TASK DESCRIPTION
Reproduce the data in its entirety, exactly as supplied.

┌─ PROVIDED INFORMATION

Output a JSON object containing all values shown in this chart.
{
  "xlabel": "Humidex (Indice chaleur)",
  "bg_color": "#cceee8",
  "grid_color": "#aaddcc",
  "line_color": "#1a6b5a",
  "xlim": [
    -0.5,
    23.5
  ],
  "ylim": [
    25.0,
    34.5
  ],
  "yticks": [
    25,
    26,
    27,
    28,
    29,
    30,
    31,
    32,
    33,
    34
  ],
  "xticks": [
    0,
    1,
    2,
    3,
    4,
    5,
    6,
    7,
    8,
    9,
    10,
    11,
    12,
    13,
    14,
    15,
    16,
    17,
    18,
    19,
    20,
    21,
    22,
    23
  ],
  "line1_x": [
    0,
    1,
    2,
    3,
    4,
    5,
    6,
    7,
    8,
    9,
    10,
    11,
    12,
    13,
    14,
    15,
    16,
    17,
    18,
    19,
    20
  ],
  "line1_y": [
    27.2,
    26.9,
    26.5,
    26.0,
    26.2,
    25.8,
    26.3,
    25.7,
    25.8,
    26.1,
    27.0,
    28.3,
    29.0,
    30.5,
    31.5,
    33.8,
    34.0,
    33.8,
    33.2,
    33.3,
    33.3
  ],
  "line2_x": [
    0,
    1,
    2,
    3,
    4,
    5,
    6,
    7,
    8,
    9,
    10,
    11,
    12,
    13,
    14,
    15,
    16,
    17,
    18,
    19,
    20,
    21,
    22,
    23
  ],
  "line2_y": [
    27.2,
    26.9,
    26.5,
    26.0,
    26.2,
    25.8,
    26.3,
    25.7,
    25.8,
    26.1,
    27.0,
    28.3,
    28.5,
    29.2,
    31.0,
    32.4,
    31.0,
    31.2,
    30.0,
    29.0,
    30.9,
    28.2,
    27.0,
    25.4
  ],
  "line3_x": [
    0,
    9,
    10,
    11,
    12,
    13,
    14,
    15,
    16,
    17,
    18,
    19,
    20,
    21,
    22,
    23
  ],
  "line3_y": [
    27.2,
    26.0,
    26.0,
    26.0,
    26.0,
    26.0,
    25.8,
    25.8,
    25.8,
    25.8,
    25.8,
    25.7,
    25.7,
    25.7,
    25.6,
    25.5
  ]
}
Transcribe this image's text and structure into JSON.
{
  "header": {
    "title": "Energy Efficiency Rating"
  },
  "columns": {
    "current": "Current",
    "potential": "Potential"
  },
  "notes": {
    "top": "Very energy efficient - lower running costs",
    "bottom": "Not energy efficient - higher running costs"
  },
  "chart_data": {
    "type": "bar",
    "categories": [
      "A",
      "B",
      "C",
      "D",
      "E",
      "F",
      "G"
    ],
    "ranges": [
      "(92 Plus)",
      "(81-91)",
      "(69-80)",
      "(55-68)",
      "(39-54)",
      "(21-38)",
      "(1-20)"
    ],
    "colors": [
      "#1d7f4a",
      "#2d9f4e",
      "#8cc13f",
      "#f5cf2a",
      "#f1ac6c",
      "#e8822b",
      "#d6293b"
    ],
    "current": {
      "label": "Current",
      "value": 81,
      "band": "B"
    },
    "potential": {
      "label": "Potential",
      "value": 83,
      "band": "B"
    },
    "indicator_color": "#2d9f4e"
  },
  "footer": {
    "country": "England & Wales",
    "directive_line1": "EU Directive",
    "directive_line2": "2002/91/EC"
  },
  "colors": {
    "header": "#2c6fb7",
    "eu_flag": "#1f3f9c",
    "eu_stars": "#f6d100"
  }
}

└─

ANSWER TO THIS EXERCISE
Output a JSON object containing all values shown in this chart.
{
  "xlabel": "Humidex (Indice chaleur)",
  "bg_color": "#cceee8",
  "grid_color": "#aaddcc",
  "line_color": "#1a6b5a",
  "xlim": [
    -0.5,
    23.5
  ],
  "ylim": [
    25.0,
    34.5
  ],
  "yticks": [
    25,
    26,
    27,
    28,
    29,
    30,
    31,
    32,
    33,
    34
  ],
  "xticks": [
    0,
    1,
    2,
    3,
    4,
    5,
    6,
    7,
    8,
    9,
    10,
    11,
    12,
    13,
    14,
    15,
    16,
    17,
    18,
    19,
    20,
    21,
    22,
    23
  ],
  "line1_x": [
    0,
    1,
    2,
    3,
    4,
    5,
    6,
    7,
    8,
    9,
    10,
    11,
    12,
    13,
    14,
    15,
    16,
    17,
    18,
    19,
    20
  ],
  "line1_y": [
    27.2,
    26.9,
    26.5,
    26.0,
    26.2,
    25.8,
    26.3,
    25.7,
    25.8,
    26.1,
    27.0,
    28.3,
    29.0,
    30.5,
    31.5,
    33.8,
    34.0,
    33.8,
    33.2,
    33.3,
    33.3
  ],
  "line2_x": [
    0,
    1,
    2,
    3,
    4,
    5,
    6,
    7,
    8,
    9,
    10,
    11,
    12,
    13,
    14,
    15,
    16,
    17,
    18,
    19,
    20,
    21,
    22,
    23
  ],
  "line2_y": [
    27.2,
    26.9,
    26.5,
    26.0,
    26.2,
    25.8,
    26.3,
    25.7,
    25.8,
    26.1,
    27.0,
    28.3,
    28.5,
    29.2,
    31.0,
    32.4,
    31.0,
    31.2,
    30.0,
    29.0,
    30.9,
    28.2,
    27.0,
    25.4
  ],
  "line3_x": [
    0,
    9,
    10,
    11,
    12,
    13,
    14,
    15,
    16,
    17,
    18,
    19,
    20,
    21,
    22,
    23
  ],
  "line3_y": [
    27.2,
    26.0,
    26.0,
    26.0,
    26.0,
    26.0,
    25.8,
    25.8,
    25.8,
    25.8,
    25.8,
    25.7,
    25.7,
    25.7,
    25.6,
    25.5
  ]
}
Transcribe this image's text and structure into JSON.
{
  "header": {
    "title": "Energy Efficiency Rating"
  },
  "columns": {
    "current": "Current",
    "potential": "Potential"
  },
  "notes": {
    "top": "Very energy efficient - lower running costs",
    "bottom": "Not energy efficient - higher running costs"
  },
  "chart_data": {
    "type": "bar",
    "categories": [
      "A",
      "B",
      "C",
      "D",
      "E",
      "F",
      "G"
    ],
    "ranges": [
      "(92 Plus)",
      "(81-91)",
      "(69-80)",
      "(55-68)",
      "(39-54)",
      "(21-38)",
      "(1-20)"
    ],
    "colors": [
      "#1d7f4a",
      "#2d9f4e",
      "#8cc13f",
      "#f5cf2a",
      "#f1ac6c",
      "#e8822b",
      "#d6293b"
    ],
    "current": {
      "label": "Current",
      "value": 81,
      "band": "B"
    },
    "potential": {
      "label": "Potential",
      "value": 83,
      "band": "B"
    },
    "indicator_color": "#2d9f4e"
  },
  "footer": {
    "country": "England & Wales",
    "directive_line1": "EU Directive",
    "directive_line2": "2002/91/EC"
  },
  "colors": {
    "header": "#2c6fb7",
    "eu_flag": "#1f3f9c",
    "eu_stars": "#f6d100"
  }
}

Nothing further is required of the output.